• **SUPPLIED MATERIAL**:
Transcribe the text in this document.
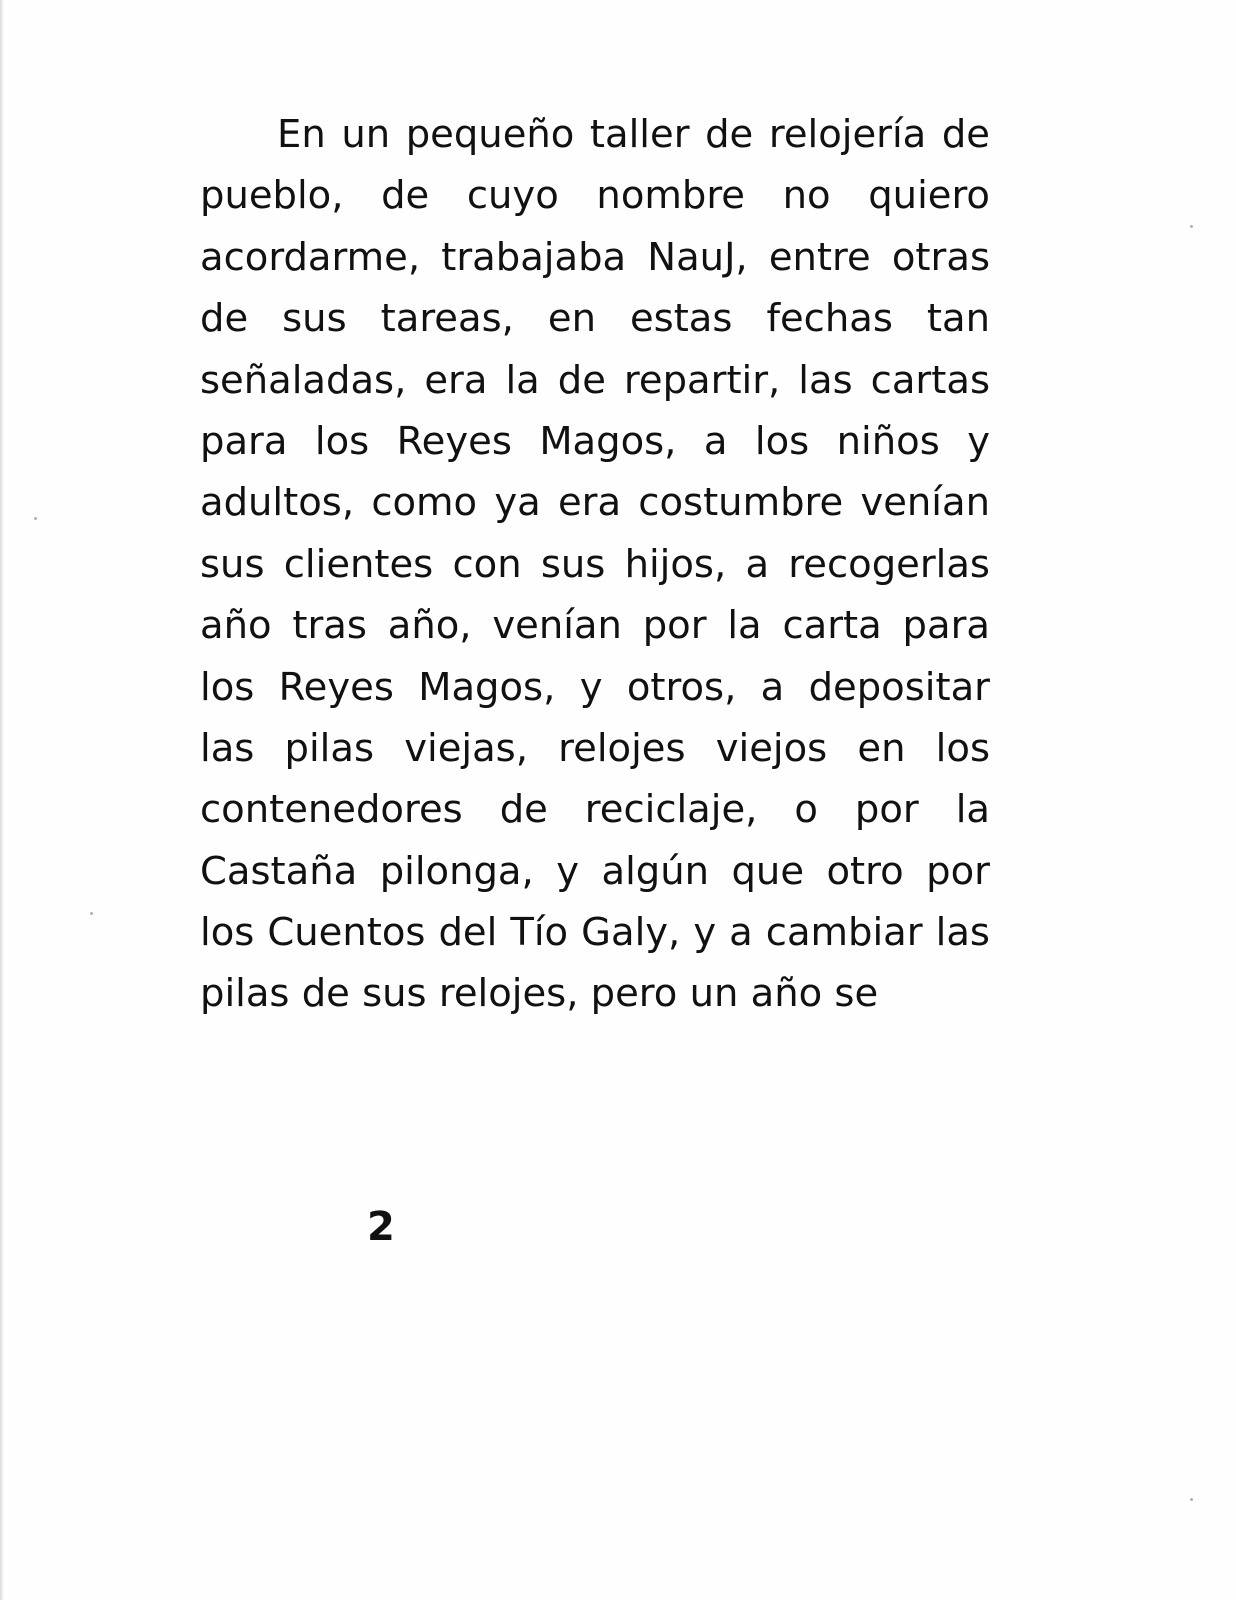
En un pequeño taller de relojería de
pueblo, de cuyo nombre no quiero
acordarme, trabajaba NauJ, entre otras
de sus tareas, en estas fechas tan
señaladas, era la de repartir, las cartas
para los Reyes Magos, a los niños y
adultos, como ya era costumbre venían
sus clientes con sus hijos, a recogerlas
año tras año, venían por la carta para
los Reyes Magos, y otros, a depositar
las pilas viejas, relojes viejos en los
contenedores de reciclaje, o por la
Castaña pilonga, y algún que otro por
los Cuentos del Tío Galy, y a cambiar las
pilas de sus relojes, pero un año se
2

• **DO THIS**: Using the entries above, state how many lines include the word "Magos", with no other words.

• **ANSWER TO THE PROBLEM**: 2